* _Exercise directions_: Read the listing and extract each line that includes the word "name".

Data tied to figure images
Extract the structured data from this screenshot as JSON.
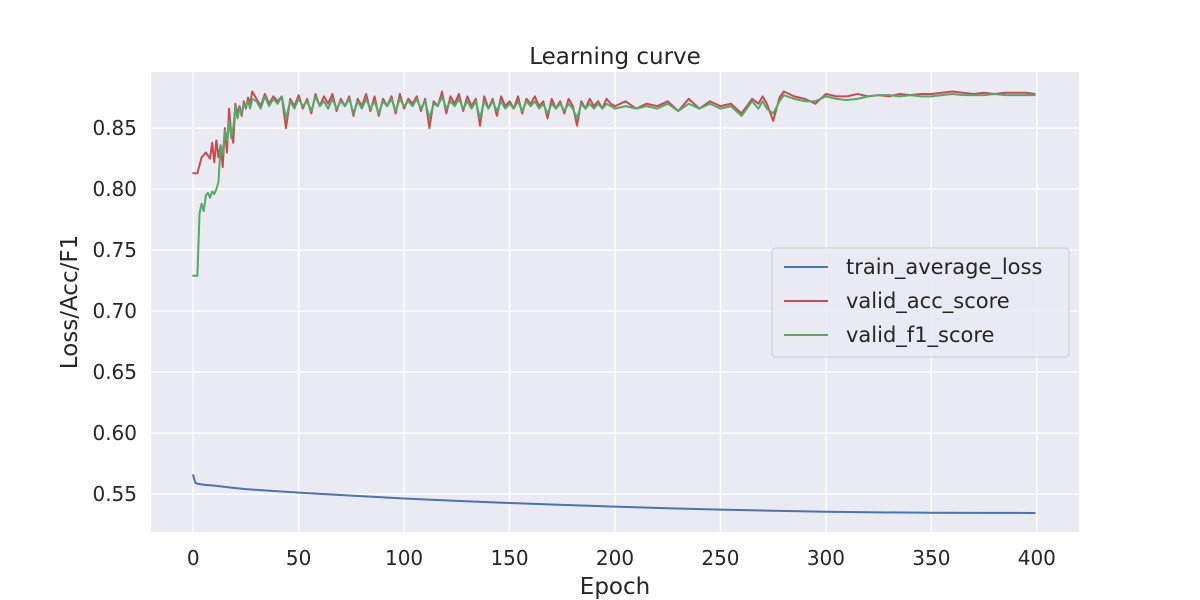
{
  "chart_data": {
    "type": "line",
    "title": "Learning curve",
    "xlabel": "Epoch",
    "ylabel": "Loss/Acc/F1",
    "xlim": [
      -20,
      420
    ],
    "ylim": [
      0.519,
      0.896
    ],
    "xticks": [
      0,
      50,
      100,
      150,
      200,
      250,
      300,
      350,
      400
    ],
    "yticks": [
      0.55,
      0.6,
      0.65,
      0.7,
      0.75,
      0.8,
      0.85
    ],
    "ytick_labels": [
      "0.55",
      "0.60",
      "0.65",
      "0.70",
      "0.75",
      "0.80",
      "0.85"
    ],
    "grid": true,
    "legend_position": "center-right",
    "background_color": "#eaeaf2",
    "series": [
      {
        "name": "train_average_loss",
        "color": "#4c72b0",
        "x": [
          0,
          1,
          2,
          5,
          10,
          15,
          20,
          25,
          30,
          40,
          50,
          75,
          100,
          125,
          150,
          175,
          200,
          225,
          250,
          275,
          300,
          325,
          350,
          375,
          399
        ],
        "y": [
          0.5655,
          0.5595,
          0.5585,
          0.5577,
          0.557,
          0.556,
          0.555,
          0.5541,
          0.5535,
          0.5524,
          0.5513,
          0.5488,
          0.5465,
          0.5445,
          0.5428,
          0.5412,
          0.5398,
          0.5385,
          0.5373,
          0.5364,
          0.5356,
          0.5351,
          0.5348,
          0.5347,
          0.5346
        ]
      },
      {
        "name": "valid_acc_score",
        "color": "#c44e52",
        "x": [
          0,
          2,
          4,
          6,
          8,
          9,
          10,
          11,
          12,
          13,
          14,
          15,
          16,
          17,
          18,
          19,
          20,
          21,
          22,
          23,
          24,
          25,
          26,
          27,
          28,
          30,
          32,
          34,
          36,
          38,
          40,
          42,
          44,
          46,
          48,
          50,
          52,
          54,
          56,
          58,
          60,
          62,
          64,
          66,
          68,
          70,
          72,
          74,
          76,
          78,
          80,
          82,
          84,
          86,
          88,
          90,
          92,
          94,
          96,
          98,
          100,
          102,
          104,
          106,
          108,
          110,
          112,
          114,
          116,
          118,
          120,
          122,
          124,
          126,
          128,
          130,
          132,
          134,
          136,
          138,
          140,
          142,
          144,
          146,
          148,
          150,
          152,
          154,
          156,
          158,
          160,
          162,
          164,
          166,
          168,
          170,
          172,
          174,
          176,
          178,
          180,
          182,
          184,
          186,
          188,
          190,
          192,
          194,
          196,
          198,
          200,
          205,
          210,
          215,
          220,
          225,
          230,
          235,
          240,
          245,
          250,
          255,
          260,
          265,
          268,
          270,
          272,
          275,
          278,
          280,
          285,
          290,
          295,
          300,
          305,
          310,
          315,
          320,
          325,
          330,
          335,
          340,
          345,
          350,
          355,
          360,
          365,
          370,
          375,
          380,
          385,
          390,
          395,
          399
        ],
        "y": [
          0.813,
          0.813,
          0.826,
          0.83,
          0.825,
          0.838,
          0.822,
          0.84,
          0.826,
          0.836,
          0.818,
          0.85,
          0.83,
          0.866,
          0.846,
          0.838,
          0.87,
          0.862,
          0.868,
          0.86,
          0.872,
          0.866,
          0.875,
          0.87,
          0.88,
          0.874,
          0.868,
          0.878,
          0.87,
          0.876,
          0.872,
          0.876,
          0.85,
          0.874,
          0.868,
          0.877,
          0.866,
          0.874,
          0.862,
          0.878,
          0.868,
          0.876,
          0.87,
          0.878,
          0.864,
          0.874,
          0.868,
          0.876,
          0.86,
          0.874,
          0.868,
          0.878,
          0.864,
          0.876,
          0.86,
          0.874,
          0.868,
          0.876,
          0.862,
          0.878,
          0.866,
          0.874,
          0.87,
          0.876,
          0.864,
          0.874,
          0.85,
          0.872,
          0.868,
          0.88,
          0.862,
          0.876,
          0.87,
          0.878,
          0.864,
          0.876,
          0.868,
          0.874,
          0.852,
          0.876,
          0.866,
          0.874,
          0.86,
          0.876,
          0.868,
          0.872,
          0.866,
          0.876,
          0.862,
          0.874,
          0.87,
          0.876,
          0.868,
          0.872,
          0.858,
          0.874,
          0.866,
          0.872,
          0.862,
          0.874,
          0.868,
          0.852,
          0.872,
          0.866,
          0.874,
          0.868,
          0.872,
          0.866,
          0.874,
          0.87,
          0.868,
          0.872,
          0.866,
          0.87,
          0.868,
          0.872,
          0.864,
          0.874,
          0.866,
          0.872,
          0.868,
          0.87,
          0.862,
          0.874,
          0.87,
          0.876,
          0.87,
          0.856,
          0.875,
          0.88,
          0.876,
          0.874,
          0.87,
          0.878,
          0.876,
          0.876,
          0.878,
          0.876,
          0.877,
          0.876,
          0.878,
          0.877,
          0.878,
          0.878,
          0.879,
          0.88,
          0.879,
          0.878,
          0.879,
          0.878,
          0.879,
          0.879,
          0.879,
          0.878
        ]
      },
      {
        "name": "valid_f1_score",
        "color": "#55a868",
        "x": [
          0,
          2,
          3,
          4,
          5,
          6,
          7,
          8,
          9,
          10,
          11,
          12,
          13,
          14,
          15,
          16,
          17,
          18,
          19,
          20,
          21,
          22,
          23,
          24,
          25,
          26,
          27,
          28,
          30,
          32,
          34,
          36,
          38,
          40,
          42,
          44,
          46,
          48,
          50,
          52,
          54,
          56,
          58,
          60,
          62,
          64,
          66,
          68,
          70,
          72,
          74,
          76,
          78,
          80,
          82,
          84,
          86,
          88,
          90,
          92,
          94,
          96,
          98,
          100,
          102,
          104,
          106,
          108,
          110,
          112,
          114,
          116,
          118,
          120,
          122,
          124,
          126,
          128,
          130,
          132,
          134,
          136,
          138,
          140,
          142,
          144,
          146,
          148,
          150,
          152,
          154,
          156,
          158,
          160,
          162,
          164,
          166,
          168,
          170,
          172,
          174,
          176,
          178,
          180,
          182,
          184,
          186,
          188,
          190,
          192,
          194,
          196,
          198,
          200,
          205,
          210,
          215,
          220,
          225,
          230,
          235,
          240,
          245,
          250,
          255,
          260,
          265,
          268,
          270,
          272,
          275,
          278,
          280,
          285,
          290,
          295,
          300,
          305,
          310,
          315,
          320,
          325,
          330,
          335,
          340,
          345,
          350,
          355,
          360,
          365,
          370,
          375,
          380,
          385,
          390,
          395,
          399
        ],
        "y": [
          0.729,
          0.729,
          0.78,
          0.788,
          0.782,
          0.795,
          0.797,
          0.793,
          0.798,
          0.796,
          0.8,
          0.806,
          0.836,
          0.828,
          0.848,
          0.84,
          0.856,
          0.842,
          0.85,
          0.868,
          0.858,
          0.866,
          0.862,
          0.87,
          0.868,
          0.872,
          0.866,
          0.874,
          0.872,
          0.866,
          0.876,
          0.868,
          0.874,
          0.87,
          0.876,
          0.858,
          0.872,
          0.866,
          0.874,
          0.868,
          0.872,
          0.864,
          0.876,
          0.868,
          0.872,
          0.866,
          0.874,
          0.866,
          0.872,
          0.868,
          0.874,
          0.862,
          0.872,
          0.866,
          0.874,
          0.866,
          0.872,
          0.862,
          0.872,
          0.868,
          0.874,
          0.864,
          0.874,
          0.868,
          0.872,
          0.868,
          0.874,
          0.866,
          0.872,
          0.858,
          0.87,
          0.868,
          0.876,
          0.866,
          0.872,
          0.868,
          0.874,
          0.866,
          0.872,
          0.866,
          0.872,
          0.858,
          0.872,
          0.866,
          0.872,
          0.864,
          0.872,
          0.866,
          0.87,
          0.866,
          0.872,
          0.864,
          0.872,
          0.868,
          0.872,
          0.866,
          0.87,
          0.862,
          0.87,
          0.866,
          0.87,
          0.864,
          0.87,
          0.866,
          0.858,
          0.87,
          0.866,
          0.87,
          0.866,
          0.87,
          0.866,
          0.87,
          0.868,
          0.866,
          0.868,
          0.866,
          0.868,
          0.866,
          0.87,
          0.864,
          0.87,
          0.866,
          0.87,
          0.866,
          0.868,
          0.86,
          0.872,
          0.866,
          0.872,
          0.866,
          0.862,
          0.872,
          0.877,
          0.874,
          0.872,
          0.872,
          0.876,
          0.874,
          0.873,
          0.874,
          0.876,
          0.877,
          0.877,
          0.876,
          0.877,
          0.876,
          0.876,
          0.877,
          0.878,
          0.877,
          0.877,
          0.877,
          0.878,
          0.877,
          0.877,
          0.877,
          0.877
        ]
      }
    ]
  }
}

* _Finished exercise_:
        "name": "train_average_loss",
        "name": "valid_acc_score",
        "name": "valid_f1_score",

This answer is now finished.